§ **TASK**
Within the listing below, locate all lines containing the word "structured". Copy each one.

§ **TASK MATERIAL**

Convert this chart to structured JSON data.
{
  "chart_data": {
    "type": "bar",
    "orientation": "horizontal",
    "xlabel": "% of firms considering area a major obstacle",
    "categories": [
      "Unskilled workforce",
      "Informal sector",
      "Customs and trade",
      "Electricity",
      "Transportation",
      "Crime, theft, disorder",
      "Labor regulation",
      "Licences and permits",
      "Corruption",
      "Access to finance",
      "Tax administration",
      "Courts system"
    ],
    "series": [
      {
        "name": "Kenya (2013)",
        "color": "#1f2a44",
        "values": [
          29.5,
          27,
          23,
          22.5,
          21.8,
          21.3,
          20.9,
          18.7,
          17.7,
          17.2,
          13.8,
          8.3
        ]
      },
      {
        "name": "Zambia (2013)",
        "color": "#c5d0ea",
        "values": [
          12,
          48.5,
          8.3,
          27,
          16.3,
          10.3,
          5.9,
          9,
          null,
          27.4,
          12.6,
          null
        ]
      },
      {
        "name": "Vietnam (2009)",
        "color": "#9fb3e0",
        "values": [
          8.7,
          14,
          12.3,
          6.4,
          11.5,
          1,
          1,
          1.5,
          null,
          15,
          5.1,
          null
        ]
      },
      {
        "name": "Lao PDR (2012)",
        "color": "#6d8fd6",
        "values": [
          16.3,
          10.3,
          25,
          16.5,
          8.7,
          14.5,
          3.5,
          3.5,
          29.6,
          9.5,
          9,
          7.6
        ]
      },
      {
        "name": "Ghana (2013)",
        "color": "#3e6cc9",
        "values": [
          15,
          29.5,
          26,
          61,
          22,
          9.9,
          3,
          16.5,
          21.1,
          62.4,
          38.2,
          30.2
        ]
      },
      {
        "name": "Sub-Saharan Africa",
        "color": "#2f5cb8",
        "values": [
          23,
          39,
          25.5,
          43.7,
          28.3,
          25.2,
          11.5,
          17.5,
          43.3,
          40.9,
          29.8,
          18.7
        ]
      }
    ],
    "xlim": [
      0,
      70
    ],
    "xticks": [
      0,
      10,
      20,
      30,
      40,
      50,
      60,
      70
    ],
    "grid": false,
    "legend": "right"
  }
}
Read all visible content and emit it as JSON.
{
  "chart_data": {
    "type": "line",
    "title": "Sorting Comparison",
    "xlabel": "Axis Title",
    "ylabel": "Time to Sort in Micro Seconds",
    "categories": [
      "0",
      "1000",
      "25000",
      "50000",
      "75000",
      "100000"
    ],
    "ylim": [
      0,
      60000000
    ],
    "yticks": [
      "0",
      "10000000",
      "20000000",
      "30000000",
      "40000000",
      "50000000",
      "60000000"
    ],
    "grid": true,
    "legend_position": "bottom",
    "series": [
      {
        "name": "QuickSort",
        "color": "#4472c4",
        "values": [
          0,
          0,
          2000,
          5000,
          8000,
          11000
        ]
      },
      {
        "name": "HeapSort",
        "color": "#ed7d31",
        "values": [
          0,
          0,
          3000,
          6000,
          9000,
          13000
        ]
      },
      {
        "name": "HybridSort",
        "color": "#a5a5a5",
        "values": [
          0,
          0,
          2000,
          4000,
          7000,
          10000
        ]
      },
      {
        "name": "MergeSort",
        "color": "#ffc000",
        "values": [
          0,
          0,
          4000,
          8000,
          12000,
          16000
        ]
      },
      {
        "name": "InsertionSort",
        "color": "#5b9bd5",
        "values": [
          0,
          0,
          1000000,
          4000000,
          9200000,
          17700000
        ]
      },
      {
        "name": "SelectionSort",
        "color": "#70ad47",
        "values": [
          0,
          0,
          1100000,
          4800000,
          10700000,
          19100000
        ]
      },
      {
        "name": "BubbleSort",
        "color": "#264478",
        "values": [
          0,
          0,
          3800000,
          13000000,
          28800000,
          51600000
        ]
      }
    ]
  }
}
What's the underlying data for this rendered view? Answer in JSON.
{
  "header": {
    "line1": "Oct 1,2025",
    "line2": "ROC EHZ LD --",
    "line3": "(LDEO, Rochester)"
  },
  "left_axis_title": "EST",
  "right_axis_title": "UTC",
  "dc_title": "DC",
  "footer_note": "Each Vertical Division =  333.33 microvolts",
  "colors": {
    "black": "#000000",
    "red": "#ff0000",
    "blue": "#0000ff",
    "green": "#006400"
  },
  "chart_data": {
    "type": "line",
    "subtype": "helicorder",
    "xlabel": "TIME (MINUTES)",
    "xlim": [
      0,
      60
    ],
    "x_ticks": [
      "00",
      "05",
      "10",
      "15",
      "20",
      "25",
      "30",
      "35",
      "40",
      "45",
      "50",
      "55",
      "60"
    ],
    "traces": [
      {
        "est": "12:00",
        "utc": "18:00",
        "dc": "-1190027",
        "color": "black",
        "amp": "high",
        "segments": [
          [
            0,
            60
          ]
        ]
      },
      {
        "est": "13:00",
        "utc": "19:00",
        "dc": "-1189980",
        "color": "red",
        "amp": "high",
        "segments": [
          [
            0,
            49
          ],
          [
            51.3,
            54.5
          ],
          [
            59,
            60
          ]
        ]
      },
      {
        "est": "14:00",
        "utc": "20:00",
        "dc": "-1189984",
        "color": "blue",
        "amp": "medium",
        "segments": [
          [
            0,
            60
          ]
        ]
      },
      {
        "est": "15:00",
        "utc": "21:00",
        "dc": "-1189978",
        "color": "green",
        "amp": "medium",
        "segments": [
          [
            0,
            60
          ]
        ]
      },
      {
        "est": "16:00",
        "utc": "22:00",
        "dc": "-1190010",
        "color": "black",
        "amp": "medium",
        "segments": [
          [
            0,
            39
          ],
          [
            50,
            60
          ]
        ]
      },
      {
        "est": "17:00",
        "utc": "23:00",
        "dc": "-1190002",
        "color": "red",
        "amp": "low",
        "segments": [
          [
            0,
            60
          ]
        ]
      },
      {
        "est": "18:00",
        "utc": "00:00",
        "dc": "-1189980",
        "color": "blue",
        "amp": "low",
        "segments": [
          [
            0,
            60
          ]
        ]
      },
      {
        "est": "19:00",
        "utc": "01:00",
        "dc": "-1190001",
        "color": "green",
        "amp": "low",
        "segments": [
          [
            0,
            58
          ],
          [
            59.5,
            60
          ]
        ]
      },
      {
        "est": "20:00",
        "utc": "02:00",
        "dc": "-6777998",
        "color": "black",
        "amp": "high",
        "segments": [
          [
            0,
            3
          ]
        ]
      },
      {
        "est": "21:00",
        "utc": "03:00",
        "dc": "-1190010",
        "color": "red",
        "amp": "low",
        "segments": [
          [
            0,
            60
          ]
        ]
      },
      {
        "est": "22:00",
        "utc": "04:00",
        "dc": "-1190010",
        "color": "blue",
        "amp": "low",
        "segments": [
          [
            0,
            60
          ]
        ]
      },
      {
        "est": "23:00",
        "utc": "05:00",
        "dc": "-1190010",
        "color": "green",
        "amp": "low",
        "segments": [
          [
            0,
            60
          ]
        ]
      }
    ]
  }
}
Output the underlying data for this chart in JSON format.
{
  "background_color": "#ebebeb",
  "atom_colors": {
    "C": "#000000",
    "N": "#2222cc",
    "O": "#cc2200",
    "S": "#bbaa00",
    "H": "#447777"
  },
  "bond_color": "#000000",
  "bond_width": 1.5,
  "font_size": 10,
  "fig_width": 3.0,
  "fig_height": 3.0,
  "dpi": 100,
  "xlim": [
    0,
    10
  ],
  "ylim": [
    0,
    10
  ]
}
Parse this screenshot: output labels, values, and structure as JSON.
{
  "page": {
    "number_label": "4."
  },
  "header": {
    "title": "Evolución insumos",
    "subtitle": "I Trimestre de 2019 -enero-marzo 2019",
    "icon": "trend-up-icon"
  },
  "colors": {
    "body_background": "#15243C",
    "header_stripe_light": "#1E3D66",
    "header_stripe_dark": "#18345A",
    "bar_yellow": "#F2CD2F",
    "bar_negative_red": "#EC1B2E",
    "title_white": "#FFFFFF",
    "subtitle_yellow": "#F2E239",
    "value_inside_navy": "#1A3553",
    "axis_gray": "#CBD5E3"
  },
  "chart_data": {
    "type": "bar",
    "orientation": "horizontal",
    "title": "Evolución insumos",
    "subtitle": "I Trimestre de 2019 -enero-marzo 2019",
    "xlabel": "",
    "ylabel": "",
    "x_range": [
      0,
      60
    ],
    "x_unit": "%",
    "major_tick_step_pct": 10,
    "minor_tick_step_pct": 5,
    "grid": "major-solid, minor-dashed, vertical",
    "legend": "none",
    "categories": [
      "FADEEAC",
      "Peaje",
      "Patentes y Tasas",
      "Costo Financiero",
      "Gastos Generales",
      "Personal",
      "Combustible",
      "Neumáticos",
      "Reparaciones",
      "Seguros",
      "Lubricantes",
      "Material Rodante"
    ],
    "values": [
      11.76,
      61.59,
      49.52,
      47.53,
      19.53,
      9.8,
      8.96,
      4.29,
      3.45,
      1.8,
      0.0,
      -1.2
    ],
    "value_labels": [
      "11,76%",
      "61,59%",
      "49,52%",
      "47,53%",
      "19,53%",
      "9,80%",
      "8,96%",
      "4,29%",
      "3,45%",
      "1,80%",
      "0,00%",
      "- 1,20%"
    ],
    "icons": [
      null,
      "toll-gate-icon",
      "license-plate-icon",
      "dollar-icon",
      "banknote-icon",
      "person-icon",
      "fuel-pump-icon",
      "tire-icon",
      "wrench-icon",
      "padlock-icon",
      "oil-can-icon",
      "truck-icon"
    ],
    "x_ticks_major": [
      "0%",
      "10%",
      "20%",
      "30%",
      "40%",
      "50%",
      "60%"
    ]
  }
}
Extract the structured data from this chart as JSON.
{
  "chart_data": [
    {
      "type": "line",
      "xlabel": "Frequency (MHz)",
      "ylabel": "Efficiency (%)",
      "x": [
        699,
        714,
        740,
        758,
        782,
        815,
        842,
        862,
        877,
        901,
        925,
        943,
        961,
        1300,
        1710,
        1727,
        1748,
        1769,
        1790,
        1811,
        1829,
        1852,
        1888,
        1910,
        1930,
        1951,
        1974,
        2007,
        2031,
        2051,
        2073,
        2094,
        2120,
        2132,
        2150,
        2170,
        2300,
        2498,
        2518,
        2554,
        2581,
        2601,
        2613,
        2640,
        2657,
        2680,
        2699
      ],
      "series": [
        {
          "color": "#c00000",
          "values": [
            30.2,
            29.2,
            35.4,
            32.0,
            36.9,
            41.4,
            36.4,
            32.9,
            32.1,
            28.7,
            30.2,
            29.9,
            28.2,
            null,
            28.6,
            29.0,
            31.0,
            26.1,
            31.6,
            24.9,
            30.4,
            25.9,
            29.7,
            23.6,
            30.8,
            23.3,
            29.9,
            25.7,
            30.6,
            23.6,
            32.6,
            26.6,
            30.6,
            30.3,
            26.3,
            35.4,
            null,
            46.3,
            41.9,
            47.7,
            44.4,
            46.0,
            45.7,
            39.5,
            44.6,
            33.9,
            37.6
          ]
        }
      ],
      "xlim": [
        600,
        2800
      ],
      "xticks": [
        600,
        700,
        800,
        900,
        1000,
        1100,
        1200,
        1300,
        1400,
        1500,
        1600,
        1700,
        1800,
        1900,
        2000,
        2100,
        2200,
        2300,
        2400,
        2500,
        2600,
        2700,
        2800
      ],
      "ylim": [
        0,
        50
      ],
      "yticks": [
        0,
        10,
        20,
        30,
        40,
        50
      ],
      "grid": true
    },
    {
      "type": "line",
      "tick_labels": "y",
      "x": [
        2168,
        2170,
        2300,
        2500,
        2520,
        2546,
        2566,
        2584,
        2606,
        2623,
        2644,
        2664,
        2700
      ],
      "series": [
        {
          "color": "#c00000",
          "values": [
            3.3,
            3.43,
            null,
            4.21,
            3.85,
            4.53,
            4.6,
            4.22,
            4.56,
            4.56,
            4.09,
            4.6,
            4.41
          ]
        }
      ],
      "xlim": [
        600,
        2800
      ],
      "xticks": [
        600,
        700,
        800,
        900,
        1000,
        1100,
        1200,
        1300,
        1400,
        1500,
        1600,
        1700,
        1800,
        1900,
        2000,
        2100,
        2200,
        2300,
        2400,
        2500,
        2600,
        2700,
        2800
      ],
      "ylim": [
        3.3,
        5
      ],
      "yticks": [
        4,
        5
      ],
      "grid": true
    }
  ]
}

§ **RESULT FOR THIS EXERCISE**
Convert this chart to structured JSON data.
Extract the structured data from this chart as JSON.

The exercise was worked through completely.